### Problem statement
Scan the data. Collect each line that contains the word "column".

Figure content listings
□ □ □ □
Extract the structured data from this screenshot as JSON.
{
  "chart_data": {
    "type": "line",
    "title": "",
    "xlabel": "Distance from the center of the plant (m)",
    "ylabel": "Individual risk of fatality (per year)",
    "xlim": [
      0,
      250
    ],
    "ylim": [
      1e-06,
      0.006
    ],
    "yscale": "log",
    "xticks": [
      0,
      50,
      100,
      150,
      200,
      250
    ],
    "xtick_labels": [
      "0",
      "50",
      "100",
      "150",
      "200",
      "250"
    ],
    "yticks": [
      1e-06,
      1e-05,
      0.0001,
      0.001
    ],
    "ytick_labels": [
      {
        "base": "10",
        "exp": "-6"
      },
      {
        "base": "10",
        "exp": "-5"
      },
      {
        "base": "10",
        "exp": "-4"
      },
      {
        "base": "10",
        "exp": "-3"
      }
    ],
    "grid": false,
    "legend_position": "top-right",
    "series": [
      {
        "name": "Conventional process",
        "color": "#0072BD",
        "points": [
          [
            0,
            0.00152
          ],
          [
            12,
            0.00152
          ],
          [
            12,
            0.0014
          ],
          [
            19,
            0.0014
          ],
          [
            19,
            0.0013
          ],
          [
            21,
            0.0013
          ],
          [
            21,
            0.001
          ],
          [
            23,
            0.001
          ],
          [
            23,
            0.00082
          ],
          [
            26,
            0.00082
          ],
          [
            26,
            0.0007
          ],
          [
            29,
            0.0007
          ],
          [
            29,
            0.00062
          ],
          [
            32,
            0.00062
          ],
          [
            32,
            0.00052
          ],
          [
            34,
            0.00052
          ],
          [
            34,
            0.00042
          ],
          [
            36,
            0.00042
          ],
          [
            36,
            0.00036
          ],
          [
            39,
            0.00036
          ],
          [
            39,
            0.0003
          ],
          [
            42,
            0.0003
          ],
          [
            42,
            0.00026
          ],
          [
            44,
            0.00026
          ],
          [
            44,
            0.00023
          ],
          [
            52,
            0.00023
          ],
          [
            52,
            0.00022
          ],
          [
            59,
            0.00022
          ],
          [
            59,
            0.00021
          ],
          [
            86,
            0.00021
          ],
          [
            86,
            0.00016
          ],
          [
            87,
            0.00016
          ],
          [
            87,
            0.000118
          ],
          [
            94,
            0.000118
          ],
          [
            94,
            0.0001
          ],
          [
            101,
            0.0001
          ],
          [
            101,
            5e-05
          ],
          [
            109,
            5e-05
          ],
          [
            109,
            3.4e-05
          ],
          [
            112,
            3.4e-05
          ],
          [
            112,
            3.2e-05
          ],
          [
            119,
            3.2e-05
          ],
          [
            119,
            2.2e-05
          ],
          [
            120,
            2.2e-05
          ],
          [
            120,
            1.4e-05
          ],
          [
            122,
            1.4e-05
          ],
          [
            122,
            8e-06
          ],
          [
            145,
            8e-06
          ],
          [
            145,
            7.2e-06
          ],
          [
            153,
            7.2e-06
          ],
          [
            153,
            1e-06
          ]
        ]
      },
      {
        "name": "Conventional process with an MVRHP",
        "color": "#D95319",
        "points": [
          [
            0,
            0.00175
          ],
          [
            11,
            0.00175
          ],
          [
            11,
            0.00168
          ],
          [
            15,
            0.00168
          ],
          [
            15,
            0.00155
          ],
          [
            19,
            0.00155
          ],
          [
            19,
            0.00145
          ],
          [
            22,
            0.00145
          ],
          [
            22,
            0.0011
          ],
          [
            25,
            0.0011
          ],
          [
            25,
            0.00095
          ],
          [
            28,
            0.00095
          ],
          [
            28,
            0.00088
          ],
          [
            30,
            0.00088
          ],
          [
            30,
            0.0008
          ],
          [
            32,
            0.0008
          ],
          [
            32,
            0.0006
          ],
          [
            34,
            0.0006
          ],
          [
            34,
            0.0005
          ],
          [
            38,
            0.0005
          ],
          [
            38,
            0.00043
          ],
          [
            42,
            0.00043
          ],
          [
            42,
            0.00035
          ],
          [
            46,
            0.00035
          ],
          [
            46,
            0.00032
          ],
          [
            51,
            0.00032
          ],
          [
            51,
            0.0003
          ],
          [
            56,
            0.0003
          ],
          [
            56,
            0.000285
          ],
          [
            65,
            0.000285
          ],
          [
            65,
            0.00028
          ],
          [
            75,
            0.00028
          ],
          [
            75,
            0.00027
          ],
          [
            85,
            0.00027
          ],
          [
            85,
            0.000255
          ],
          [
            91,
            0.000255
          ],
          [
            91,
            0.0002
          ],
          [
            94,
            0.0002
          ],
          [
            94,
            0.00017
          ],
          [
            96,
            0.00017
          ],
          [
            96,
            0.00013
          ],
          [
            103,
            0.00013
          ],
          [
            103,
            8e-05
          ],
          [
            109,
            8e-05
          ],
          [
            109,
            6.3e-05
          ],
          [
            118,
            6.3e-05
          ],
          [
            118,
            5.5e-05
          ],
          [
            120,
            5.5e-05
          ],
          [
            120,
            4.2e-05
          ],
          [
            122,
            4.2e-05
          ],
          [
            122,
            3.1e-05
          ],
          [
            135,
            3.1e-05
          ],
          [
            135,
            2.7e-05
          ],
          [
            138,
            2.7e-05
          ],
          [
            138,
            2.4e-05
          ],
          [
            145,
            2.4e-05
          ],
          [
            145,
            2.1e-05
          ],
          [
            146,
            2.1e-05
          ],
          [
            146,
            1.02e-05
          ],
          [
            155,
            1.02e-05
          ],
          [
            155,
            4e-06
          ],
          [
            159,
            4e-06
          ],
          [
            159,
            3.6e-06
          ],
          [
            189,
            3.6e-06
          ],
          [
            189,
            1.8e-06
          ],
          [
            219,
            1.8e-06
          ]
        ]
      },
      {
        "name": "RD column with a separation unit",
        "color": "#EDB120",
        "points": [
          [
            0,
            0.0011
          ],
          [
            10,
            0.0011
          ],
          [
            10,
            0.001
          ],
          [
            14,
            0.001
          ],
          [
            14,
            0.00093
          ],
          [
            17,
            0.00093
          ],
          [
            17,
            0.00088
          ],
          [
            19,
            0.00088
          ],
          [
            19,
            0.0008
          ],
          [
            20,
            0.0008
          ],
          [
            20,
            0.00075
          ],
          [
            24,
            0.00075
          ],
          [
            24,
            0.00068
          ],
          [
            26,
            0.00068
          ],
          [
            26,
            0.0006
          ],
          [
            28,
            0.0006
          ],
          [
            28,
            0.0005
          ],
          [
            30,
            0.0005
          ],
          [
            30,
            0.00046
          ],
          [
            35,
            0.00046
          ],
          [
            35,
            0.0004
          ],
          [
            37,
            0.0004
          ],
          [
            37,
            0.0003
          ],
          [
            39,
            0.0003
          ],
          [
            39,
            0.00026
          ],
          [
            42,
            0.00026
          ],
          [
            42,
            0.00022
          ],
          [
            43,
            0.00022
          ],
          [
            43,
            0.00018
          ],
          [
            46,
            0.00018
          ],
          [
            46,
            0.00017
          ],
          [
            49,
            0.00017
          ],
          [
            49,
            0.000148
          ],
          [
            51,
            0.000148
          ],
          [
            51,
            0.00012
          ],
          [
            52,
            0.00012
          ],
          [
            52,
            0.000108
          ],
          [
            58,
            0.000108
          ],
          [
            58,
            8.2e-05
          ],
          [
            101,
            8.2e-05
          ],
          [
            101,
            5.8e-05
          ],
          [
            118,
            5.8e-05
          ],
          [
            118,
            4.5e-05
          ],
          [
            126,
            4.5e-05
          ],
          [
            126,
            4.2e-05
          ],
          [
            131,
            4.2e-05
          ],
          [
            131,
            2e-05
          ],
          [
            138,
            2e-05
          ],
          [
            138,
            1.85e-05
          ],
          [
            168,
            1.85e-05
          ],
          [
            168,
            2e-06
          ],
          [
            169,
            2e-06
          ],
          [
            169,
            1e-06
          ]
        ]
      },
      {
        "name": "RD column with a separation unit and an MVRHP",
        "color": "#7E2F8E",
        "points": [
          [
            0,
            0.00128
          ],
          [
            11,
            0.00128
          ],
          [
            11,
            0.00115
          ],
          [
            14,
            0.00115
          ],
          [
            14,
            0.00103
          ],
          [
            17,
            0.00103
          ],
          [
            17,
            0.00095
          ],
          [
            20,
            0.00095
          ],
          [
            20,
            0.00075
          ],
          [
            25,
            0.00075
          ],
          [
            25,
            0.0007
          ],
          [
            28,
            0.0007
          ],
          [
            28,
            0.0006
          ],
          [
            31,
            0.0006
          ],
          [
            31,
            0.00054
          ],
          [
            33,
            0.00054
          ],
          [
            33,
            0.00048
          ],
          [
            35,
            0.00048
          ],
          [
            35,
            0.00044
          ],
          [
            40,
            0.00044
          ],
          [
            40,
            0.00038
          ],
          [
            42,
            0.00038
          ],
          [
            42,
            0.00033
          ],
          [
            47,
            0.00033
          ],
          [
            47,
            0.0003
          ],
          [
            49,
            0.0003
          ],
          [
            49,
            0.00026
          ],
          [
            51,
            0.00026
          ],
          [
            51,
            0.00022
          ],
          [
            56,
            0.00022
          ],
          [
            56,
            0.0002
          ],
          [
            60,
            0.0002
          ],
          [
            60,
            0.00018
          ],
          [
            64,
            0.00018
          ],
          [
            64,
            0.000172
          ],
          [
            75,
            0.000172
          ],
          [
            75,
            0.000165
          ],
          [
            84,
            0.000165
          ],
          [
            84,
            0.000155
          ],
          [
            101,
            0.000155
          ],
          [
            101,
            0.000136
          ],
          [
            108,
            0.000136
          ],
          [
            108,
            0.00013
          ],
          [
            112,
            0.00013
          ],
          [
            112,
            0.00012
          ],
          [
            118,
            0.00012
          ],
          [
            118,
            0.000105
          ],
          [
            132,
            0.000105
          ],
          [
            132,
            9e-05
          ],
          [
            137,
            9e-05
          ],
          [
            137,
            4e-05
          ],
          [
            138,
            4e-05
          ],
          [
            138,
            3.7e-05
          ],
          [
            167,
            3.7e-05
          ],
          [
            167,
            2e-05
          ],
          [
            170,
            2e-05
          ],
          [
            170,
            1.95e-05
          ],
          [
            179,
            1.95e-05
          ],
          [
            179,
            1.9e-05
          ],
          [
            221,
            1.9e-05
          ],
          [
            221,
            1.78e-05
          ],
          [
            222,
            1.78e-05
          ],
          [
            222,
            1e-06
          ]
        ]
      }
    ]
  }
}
□ □ □ □
### Task response
        "name": "RD column with a separation unit",
        "name": "RD column with a separation unit and an MVRHP",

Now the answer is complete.